▶ [Short task]
Transcribe the lines of the records below verbatim, starting at the line that contains "unit-1-item-1: 1. Office" and ending at the line that contains "unit-1-section-label-text: Practical [99,446,172,467]".
-- START --
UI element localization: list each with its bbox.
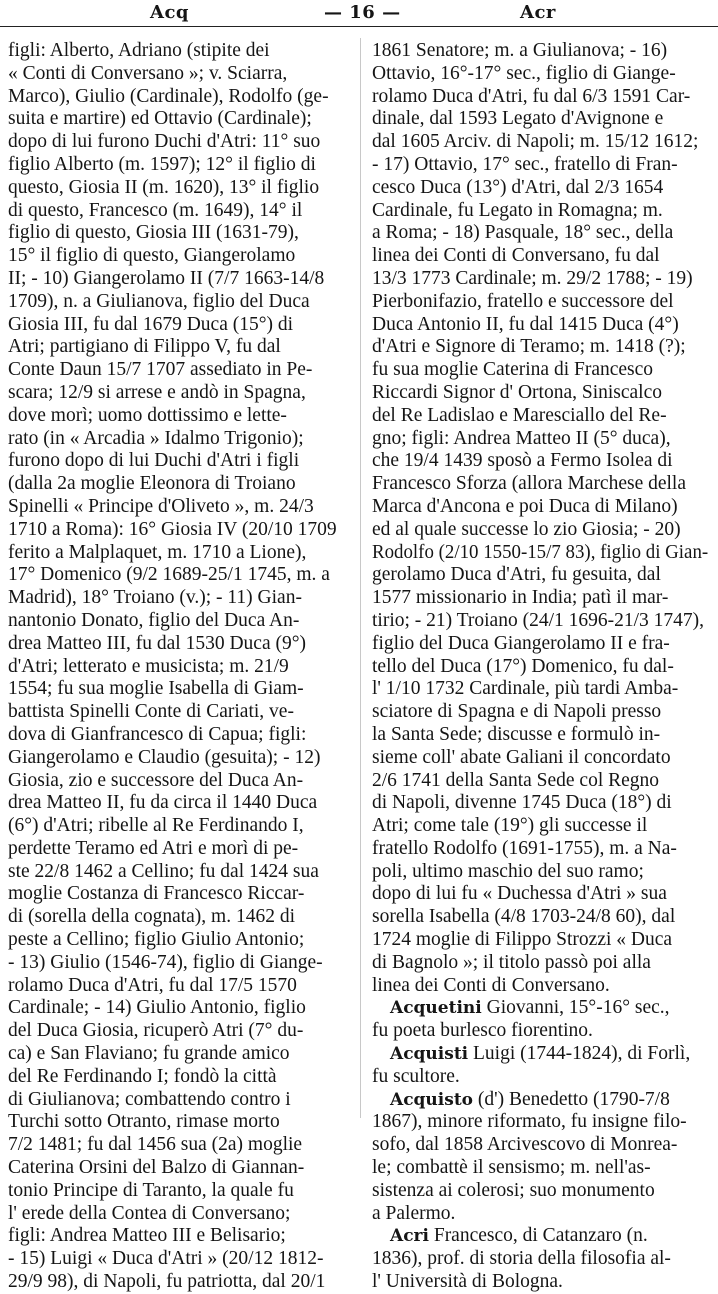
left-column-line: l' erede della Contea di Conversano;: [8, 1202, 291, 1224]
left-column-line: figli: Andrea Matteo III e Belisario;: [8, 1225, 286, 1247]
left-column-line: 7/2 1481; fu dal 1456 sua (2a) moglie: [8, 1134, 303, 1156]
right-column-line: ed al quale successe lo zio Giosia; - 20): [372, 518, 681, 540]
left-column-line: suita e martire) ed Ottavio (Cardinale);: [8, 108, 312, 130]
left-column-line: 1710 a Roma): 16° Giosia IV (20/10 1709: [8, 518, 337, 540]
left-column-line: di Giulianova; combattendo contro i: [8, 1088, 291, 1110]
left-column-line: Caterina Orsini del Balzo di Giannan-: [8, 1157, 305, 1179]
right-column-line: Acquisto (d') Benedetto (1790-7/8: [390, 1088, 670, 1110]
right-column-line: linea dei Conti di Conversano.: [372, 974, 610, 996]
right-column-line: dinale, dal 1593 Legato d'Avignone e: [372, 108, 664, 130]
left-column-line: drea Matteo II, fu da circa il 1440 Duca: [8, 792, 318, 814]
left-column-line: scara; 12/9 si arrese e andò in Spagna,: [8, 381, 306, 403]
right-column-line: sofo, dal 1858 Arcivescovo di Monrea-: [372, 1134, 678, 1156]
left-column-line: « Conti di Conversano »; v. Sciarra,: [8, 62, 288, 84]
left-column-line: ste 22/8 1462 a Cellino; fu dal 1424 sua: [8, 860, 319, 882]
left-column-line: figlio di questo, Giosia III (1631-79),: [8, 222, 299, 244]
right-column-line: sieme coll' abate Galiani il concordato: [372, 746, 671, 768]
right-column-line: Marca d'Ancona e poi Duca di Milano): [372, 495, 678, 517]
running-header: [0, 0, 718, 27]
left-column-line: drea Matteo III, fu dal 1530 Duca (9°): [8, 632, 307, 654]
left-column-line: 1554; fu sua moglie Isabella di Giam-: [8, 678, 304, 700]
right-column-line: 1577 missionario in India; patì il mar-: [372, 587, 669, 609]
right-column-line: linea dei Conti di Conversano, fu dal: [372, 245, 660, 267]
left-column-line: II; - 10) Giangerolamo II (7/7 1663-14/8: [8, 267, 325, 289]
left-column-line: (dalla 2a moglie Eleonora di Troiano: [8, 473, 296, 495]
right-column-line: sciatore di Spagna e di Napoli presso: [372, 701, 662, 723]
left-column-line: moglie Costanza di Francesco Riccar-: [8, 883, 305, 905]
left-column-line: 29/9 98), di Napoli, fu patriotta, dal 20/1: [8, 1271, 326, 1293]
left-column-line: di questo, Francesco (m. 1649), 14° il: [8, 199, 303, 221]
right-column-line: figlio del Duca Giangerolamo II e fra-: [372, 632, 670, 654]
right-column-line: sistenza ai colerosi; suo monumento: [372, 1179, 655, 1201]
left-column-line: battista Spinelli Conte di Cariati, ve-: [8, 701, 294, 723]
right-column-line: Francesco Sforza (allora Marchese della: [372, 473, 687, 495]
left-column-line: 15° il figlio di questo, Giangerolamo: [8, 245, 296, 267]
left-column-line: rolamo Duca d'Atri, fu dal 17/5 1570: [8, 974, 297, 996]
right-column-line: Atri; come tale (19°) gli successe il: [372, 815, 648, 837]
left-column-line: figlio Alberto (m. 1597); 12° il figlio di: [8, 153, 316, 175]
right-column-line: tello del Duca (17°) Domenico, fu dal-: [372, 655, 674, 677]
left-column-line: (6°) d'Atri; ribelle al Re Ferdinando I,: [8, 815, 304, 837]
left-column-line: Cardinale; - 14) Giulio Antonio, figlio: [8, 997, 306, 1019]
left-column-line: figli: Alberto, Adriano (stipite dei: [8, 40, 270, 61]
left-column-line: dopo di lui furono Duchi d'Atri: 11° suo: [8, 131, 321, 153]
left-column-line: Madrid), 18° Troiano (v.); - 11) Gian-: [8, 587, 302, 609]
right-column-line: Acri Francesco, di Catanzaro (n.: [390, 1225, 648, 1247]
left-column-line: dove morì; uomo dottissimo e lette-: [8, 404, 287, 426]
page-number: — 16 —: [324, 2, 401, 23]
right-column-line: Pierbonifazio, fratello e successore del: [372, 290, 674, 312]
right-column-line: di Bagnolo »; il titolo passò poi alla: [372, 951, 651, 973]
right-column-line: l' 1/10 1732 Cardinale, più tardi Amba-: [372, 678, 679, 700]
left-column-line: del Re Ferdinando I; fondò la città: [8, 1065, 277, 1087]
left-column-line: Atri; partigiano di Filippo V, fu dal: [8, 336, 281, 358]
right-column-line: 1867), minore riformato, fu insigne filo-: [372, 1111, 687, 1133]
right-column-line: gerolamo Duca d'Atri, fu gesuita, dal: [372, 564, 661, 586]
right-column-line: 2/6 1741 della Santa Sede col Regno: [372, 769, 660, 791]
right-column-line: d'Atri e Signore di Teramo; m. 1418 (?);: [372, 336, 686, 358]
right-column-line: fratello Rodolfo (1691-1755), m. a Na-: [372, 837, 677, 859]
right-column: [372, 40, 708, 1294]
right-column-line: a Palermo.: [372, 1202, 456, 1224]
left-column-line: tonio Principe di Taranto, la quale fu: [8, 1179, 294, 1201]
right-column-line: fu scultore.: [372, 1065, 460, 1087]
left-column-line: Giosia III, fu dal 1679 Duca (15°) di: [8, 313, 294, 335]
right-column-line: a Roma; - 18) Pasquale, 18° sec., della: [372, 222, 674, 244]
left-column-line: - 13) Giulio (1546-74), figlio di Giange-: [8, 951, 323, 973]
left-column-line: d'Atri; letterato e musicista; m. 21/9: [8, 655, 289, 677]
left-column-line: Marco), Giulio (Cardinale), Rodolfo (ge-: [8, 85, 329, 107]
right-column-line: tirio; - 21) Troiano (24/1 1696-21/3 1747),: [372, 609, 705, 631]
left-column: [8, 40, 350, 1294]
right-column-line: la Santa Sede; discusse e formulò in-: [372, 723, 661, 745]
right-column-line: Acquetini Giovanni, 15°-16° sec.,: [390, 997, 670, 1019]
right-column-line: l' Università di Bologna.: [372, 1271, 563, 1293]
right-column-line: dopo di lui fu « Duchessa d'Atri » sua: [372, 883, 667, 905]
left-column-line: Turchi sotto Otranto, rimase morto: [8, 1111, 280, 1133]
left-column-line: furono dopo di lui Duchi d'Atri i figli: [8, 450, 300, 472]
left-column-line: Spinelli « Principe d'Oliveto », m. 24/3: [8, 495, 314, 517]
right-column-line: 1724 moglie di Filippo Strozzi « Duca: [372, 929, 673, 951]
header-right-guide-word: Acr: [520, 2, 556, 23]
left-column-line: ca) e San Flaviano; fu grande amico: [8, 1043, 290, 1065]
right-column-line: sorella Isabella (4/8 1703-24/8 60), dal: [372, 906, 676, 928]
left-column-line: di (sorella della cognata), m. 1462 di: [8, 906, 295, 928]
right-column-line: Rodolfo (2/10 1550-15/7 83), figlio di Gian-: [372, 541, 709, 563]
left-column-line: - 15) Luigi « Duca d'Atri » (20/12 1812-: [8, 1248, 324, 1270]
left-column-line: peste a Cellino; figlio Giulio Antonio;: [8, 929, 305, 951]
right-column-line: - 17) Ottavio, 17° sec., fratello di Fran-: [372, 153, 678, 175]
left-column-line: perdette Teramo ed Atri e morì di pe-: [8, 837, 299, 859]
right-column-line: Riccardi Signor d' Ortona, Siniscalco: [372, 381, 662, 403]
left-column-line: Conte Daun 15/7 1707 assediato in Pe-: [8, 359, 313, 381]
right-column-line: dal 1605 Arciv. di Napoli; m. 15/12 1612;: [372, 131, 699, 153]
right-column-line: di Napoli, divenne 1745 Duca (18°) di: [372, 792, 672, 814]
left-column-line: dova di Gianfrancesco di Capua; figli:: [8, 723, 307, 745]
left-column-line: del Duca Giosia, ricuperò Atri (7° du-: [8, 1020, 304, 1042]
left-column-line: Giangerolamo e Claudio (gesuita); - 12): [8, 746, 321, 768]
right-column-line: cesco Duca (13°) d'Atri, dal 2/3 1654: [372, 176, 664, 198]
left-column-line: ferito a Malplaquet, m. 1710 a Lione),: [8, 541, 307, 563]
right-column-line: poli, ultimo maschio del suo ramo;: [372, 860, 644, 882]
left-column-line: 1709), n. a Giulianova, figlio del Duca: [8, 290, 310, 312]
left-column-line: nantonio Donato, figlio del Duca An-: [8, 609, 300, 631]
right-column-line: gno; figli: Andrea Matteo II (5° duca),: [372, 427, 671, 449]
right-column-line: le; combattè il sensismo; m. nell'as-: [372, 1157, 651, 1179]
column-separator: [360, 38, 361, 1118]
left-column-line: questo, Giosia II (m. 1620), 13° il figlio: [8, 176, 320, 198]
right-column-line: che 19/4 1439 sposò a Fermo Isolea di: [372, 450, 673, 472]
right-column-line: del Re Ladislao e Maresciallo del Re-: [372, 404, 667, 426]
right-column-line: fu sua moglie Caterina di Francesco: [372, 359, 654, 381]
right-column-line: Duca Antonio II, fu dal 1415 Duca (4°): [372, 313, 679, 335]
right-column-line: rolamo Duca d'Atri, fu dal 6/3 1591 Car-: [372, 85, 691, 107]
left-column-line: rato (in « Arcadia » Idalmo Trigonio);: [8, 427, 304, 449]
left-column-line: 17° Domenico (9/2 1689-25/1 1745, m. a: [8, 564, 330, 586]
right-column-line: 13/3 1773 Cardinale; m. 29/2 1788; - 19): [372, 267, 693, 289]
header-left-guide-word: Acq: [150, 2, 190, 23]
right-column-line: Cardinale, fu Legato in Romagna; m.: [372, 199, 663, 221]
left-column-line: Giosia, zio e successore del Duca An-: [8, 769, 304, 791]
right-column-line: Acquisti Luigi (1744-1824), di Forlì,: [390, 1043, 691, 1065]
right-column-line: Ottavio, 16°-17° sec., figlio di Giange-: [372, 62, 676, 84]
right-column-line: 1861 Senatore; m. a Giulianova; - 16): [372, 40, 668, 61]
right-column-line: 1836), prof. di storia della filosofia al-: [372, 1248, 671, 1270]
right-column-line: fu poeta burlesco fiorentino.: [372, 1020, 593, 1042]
-- END --
-- START --
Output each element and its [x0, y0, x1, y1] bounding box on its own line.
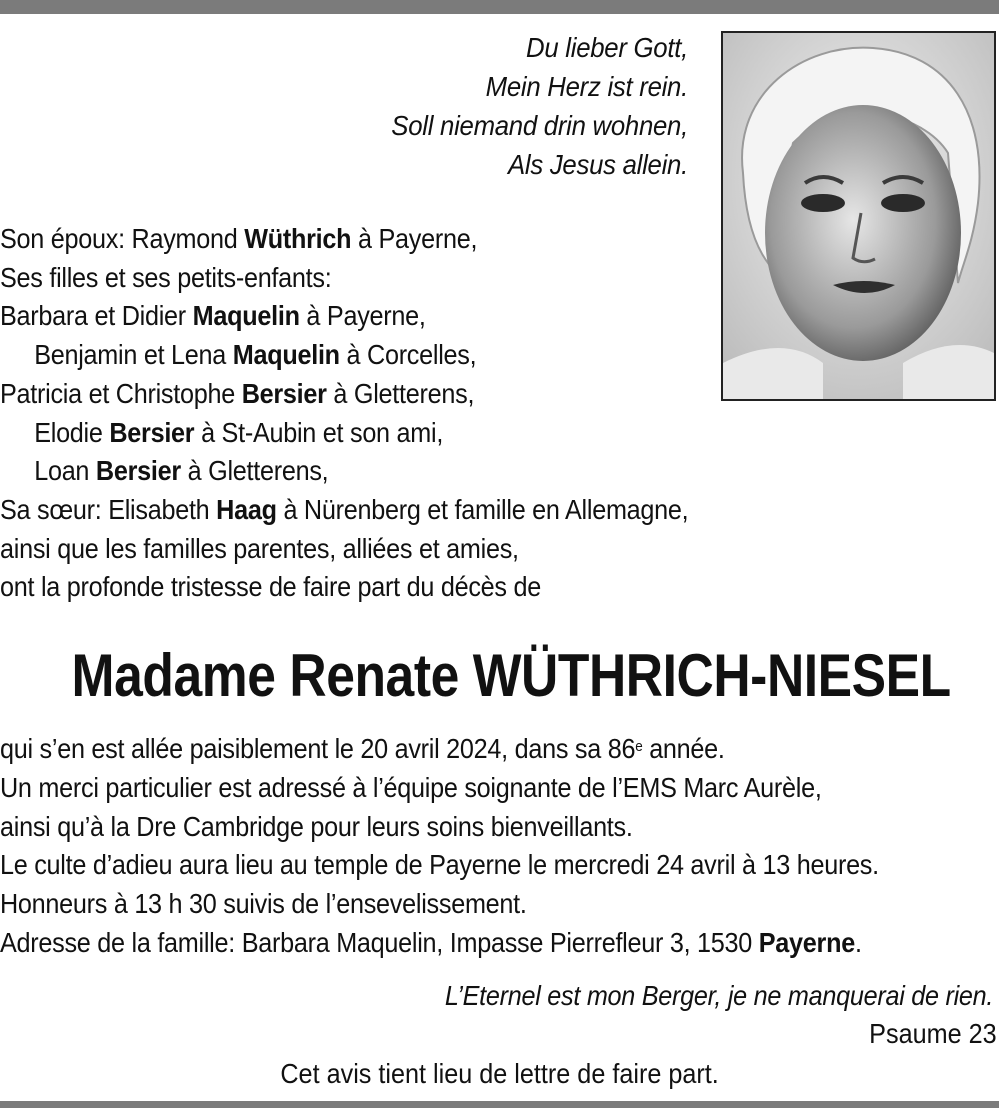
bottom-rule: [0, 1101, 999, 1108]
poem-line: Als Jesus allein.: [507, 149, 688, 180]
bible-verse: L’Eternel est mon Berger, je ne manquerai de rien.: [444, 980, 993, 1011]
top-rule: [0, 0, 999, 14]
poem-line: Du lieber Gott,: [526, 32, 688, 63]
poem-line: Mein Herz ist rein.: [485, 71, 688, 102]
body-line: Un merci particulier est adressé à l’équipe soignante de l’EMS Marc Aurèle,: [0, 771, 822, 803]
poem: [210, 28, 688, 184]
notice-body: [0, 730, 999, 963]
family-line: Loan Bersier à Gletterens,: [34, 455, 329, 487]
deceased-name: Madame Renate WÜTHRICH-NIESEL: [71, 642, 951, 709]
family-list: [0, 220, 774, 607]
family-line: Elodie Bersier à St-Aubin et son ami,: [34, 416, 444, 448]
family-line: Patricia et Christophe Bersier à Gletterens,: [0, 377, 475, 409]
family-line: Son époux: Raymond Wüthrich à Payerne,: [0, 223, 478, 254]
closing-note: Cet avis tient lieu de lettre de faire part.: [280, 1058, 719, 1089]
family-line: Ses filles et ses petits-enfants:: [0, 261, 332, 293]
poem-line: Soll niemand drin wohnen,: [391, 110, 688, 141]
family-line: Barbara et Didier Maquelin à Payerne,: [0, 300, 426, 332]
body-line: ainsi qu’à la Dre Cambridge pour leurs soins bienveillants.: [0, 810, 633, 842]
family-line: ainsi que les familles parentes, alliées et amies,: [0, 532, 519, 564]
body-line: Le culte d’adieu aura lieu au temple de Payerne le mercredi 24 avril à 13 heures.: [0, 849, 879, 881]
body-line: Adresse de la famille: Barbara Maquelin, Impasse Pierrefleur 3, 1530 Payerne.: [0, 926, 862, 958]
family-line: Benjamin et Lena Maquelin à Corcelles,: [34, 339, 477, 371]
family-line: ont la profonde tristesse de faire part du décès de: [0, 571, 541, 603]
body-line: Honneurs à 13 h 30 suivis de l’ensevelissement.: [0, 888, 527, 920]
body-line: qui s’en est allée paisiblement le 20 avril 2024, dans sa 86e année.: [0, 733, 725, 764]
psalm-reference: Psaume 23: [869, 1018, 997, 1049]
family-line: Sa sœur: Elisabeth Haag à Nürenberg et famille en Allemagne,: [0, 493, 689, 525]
-- END --
-- START --
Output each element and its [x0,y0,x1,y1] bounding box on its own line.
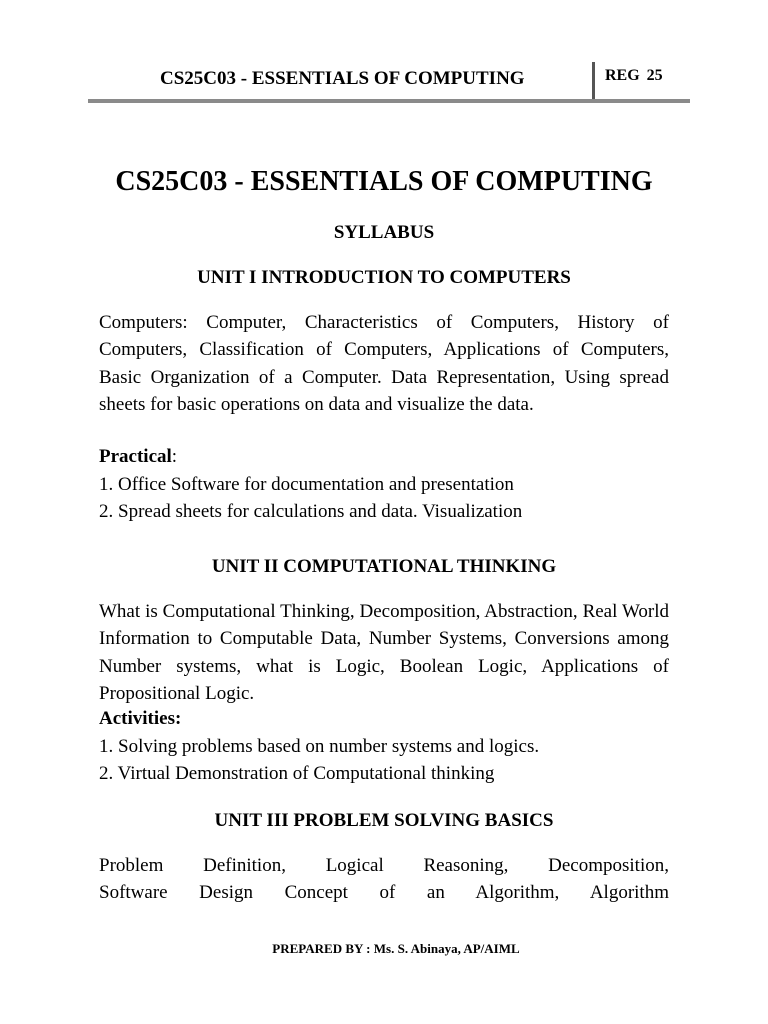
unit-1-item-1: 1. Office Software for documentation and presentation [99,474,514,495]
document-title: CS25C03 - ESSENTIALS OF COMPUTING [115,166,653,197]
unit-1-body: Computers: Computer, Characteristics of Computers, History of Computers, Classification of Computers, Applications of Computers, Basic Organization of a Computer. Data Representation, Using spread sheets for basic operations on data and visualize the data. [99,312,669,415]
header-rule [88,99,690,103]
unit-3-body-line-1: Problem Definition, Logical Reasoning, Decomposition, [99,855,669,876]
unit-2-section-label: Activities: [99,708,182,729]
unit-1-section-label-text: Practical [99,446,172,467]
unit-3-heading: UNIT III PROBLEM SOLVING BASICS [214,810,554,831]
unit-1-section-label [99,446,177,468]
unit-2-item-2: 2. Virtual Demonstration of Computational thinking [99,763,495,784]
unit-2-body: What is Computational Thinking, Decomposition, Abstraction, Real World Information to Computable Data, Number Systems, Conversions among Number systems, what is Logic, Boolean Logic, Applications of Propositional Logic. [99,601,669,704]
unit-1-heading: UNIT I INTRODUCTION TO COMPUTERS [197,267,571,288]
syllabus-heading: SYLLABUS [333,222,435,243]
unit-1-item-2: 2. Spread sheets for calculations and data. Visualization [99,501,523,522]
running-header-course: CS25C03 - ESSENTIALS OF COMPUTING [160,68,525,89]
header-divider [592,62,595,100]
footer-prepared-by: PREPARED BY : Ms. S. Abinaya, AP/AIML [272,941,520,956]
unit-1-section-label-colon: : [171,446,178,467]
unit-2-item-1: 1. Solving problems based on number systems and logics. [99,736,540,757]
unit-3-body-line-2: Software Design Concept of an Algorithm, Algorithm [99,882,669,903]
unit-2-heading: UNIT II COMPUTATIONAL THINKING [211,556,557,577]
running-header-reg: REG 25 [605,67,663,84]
-- END --
▶ [Exercise answer]
unit-1-item-1: 1. Office Software for documentation and presentation [99,474,514,495]
document-title: CS25C03 - ESSENTIALS OF COMPUTING [115,166,653,197]
unit-1-body: Computers: Computer, Characteristics of Computers, History of Computers, Classification of Computers, Applications of Computers, Basic Organization of a Computer. Data Representation, Using spread sheets for basic operations on data and visualize the data. [99,312,669,415]
header-rule [88,99,690,103]
unit-3-body-line-1: Problem Definition, Logical Reasoning, Decomposition, [99,855,669,876]
unit-2-section-label: Activities: [99,708,182,729]
unit-1-section-label-text: Practical [99,446,172,467]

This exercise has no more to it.